• _Your objective_
Below is some material; transcribe all of it exactly.

• _Extracted records_
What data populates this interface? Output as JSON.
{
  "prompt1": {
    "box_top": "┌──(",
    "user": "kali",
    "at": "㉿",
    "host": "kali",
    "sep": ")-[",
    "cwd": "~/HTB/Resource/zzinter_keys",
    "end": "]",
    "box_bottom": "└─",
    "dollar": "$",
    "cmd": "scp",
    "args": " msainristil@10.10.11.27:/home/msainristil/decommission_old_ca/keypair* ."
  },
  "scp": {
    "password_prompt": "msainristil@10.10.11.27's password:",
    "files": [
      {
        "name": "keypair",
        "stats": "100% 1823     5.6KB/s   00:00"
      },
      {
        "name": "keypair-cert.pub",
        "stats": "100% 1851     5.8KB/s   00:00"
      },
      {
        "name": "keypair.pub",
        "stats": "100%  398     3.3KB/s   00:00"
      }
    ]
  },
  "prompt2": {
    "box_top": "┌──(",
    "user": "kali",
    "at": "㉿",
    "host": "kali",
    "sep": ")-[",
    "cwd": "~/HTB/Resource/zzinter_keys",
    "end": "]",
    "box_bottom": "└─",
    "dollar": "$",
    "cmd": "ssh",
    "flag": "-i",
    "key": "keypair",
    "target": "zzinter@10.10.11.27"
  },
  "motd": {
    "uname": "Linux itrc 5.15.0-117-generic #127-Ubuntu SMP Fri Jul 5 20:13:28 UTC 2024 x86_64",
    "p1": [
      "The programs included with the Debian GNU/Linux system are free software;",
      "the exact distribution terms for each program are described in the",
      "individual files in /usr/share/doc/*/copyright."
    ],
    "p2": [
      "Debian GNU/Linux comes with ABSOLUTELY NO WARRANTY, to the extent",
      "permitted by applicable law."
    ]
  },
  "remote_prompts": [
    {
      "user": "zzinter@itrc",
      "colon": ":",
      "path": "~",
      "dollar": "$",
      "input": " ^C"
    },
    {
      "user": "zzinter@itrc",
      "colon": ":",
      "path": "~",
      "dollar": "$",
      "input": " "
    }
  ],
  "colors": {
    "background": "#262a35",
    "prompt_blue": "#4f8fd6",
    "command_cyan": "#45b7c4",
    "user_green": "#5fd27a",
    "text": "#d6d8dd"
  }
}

• _Exercise answer_
What data populates this interface? Output as JSON.
{
  "prompt1": {
    "box_top": "┌──(",
    "user": "kali",
    "at": "㉿",
    "host": "kali",
    "sep": ")-[",
    "cwd": "~/HTB/Resource/zzinter_keys",
    "end": "]",
    "box_bottom": "└─",
    "dollar": "$",
    "cmd": "scp",
    "args": " msainristil@10.10.11.27:/home/msainristil/decommission_old_ca/keypair* ."
  },
  "scp": {
    "password_prompt": "msainristil@10.10.11.27's password:",
    "files": [
      {
        "name": "keypair",
        "stats": "100% 1823     5.6KB/s   00:00"
      },
      {
        "name": "keypair-cert.pub",
        "stats": "100% 1851     5.8KB/s   00:00"
      },
      {
        "name": "keypair.pub",
        "stats": "100%  398     3.3KB/s   00:00"
      }
    ]
  },
  "prompt2": {
    "box_top": "┌──(",
    "user": "kali",
    "at": "㉿",
    "host": "kali",
    "sep": ")-[",
    "cwd": "~/HTB/Resource/zzinter_keys",
    "end": "]",
    "box_bottom": "└─",
    "dollar": "$",
    "cmd": "ssh",
    "flag": "-i",
    "key": "keypair",
    "target": "zzinter@10.10.11.27"
  },
  "motd": {
    "uname": "Linux itrc 5.15.0-117-generic #127-Ubuntu SMP Fri Jul 5 20:13:28 UTC 2024 x86_64",
    "p1": [
      "The programs included with the Debian GNU/Linux system are free software;",
      "the exact distribution terms for each program are described in the",
      "individual files in /usr/share/doc/*/copyright."
    ],
    "p2": [
      "Debian GNU/Linux comes with ABSOLUTELY NO WARRANTY, to the extent",
      "permitted by applicable law."
    ]
  },
  "remote_prompts": [
    {
      "user": "zzinter@itrc",
      "colon": ":",
      "path": "~",
      "dollar": "$",
      "input": " ^C"
    },
    {
      "user": "zzinter@itrc",
      "colon": ":",
      "path": "~",
      "dollar": "$",
      "input": " "
    }
  ],
  "colors": {
    "background": "#262a35",
    "prompt_blue": "#4f8fd6",
    "command_cyan": "#45b7c4",
    "user_green": "#5fd27a",
    "text": "#d6d8dd"
  }
}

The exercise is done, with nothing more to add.